→ EXTRAIT CHOISI:
▼
LA COUR DE CASSATION, PREMIERE CHAMBRE CIVILE, a rendu l'arrêt suivant :
Sur le pourvoi formé par M. Saïd Y.,
en cassation d'un arrêt rendu le 15 novembre 1989 par la cour d'appel de Rennes (6e Chambre, 1re Section), au profit :
1°) de Mme Dahbia Y., née B.,
2°) de Mme Fatma Y., née M.
défenderesses à la cassation ; Le demandeur invoque, à l'appui de son pourvoi, les deux moyens de cassation annexés au présent arrêt ; LA COUR, en l'audience publique du 18 décembre 1991, où étaient présents :
M. Massip, conseiller doyen faisant fonctions de président, M. Lemontey, conseiller rapporteur, MM. Grégoire, Bernard de Saint-Affrique, Thierry, Averseng, Gélineau-Larrivet, Forget, conseillers, M. Savatier, conseiller référendaire, M. Sadon, premier avocat général, Mlle Ydrac, greffier de chambre ; Sur le rapport de M. le conseiller Lemontey, les observations de la SCP Boré et Xavier, avocat de M. Saïd Y., de Me Blondel, avocat de Mme Dahbia Y., les conclusions de M. Sadon, premier avocat général, et après en avoir délibéré conformément à la loi ; Attendu que M. Y. a épousé, le 19 décembre 1952, devant le Cadi de Dra El Nigan (Algérie) Mlle Bena-Oudia ; que celle-ci a demandé le divorce en 1986 en exposant que son mari lui a imposé pendant plus de vingt-cinq ans la présence d'une concubine au domicile conjugal établi en France en 1962 ; que M. Y. a prétendu avoir épousé Mlle M., le 15 janvier 1959, à Tiqzirt (Algérie) selon le droit musulman ; Sur le premier moyen, pris en ses trois branches :
Attendu que M. Y. fait grief à l'arrêt confirmatif attaqué (Rennes, 15 novembre 1989) d'avoir prononcé le divorce à ses torts aux motifs que le second mariage n'était pas établi par les attestations produites alors, selon le moyen, d'une part, qu'en refusant de prendre en considération le maintien du statut personnel conservé par les époux et permettant la polygamie, la cour d'appel a violé les constitutions de 1946 et 1958 ainsi que les articles 212 et 242 du Code civil ; alors, d'autre part, que la cour d'appel a méconnu, en outre, le droit musulman de rite malekite autorisant le mariage par simple échange de consentements devant témoins ; alors, enfin, que la cour d'appel a privé sa décision de base légale au regard de l'article 1315 du Code civil en déclarant que M. Y.
▲
→ LIGNES FOURNIES:
▼
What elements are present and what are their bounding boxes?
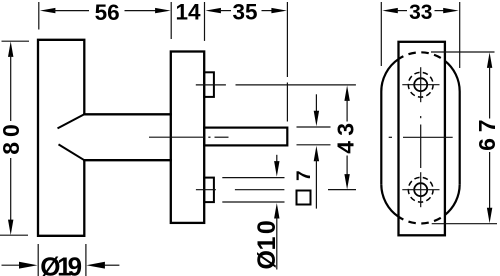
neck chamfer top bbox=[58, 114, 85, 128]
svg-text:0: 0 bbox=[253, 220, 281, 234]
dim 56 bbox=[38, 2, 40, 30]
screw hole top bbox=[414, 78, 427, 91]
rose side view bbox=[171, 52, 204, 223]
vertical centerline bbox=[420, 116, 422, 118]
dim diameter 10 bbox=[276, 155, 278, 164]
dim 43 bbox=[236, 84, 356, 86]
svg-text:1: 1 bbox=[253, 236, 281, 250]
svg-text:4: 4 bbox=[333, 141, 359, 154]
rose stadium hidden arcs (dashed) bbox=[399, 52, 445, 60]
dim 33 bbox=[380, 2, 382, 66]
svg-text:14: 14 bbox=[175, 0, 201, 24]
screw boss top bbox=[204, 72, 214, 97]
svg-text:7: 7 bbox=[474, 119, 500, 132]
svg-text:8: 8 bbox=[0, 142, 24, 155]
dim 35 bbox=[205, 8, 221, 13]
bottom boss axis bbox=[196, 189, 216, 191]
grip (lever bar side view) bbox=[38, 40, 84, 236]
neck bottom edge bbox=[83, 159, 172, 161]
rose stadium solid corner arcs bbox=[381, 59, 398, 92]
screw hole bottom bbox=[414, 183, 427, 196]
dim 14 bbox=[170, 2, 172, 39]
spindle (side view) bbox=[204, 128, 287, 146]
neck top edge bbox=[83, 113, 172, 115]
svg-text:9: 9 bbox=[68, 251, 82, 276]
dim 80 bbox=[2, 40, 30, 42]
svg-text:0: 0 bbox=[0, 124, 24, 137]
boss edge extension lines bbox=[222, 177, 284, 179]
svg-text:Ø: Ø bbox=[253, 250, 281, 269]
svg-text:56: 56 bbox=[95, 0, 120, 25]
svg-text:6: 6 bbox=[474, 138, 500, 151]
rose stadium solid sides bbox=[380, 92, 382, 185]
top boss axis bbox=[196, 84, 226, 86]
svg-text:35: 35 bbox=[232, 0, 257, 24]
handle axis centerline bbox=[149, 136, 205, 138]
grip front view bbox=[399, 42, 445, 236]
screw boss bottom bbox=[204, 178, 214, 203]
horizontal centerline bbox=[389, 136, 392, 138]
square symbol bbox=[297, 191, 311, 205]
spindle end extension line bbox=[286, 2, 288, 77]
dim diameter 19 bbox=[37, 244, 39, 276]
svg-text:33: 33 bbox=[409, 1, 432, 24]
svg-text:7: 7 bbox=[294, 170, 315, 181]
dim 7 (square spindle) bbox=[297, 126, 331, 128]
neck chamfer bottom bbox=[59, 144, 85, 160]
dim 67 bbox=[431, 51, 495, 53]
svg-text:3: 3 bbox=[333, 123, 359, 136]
▲
→ CONSIGNE 1:
Recopiez fidèlement le passage de l'extrait choisi compris entre « LA COUR DE CASSATION, PREMIERE » et « Fatma Y., née M. », ces deux bornes incluses.
→ CONSIGNE 2:
D'après l'extrait choisi, à quelle date M. Y. a-t-il épousé Mlle Bena-Oudia ?

→ CORRIGÉ 1:
LA COUR DE CASSATION, PREMIERE CHAMBRE CIVILE, a rendu l'arrêt suivant :
Sur le pourvoi formé par M. Saïd Y.,
en cassation d'un arrêt rendu le 15 novembre 1989 par la cour d'appel de Rennes (6e Chambre, 1re Section), au profit :
1°) de Mme Dahbia Y., née B.,
2°) de Mme Fatma Y., née M.

→ CORRIGÉ 2:
Le 19 décembre 1952.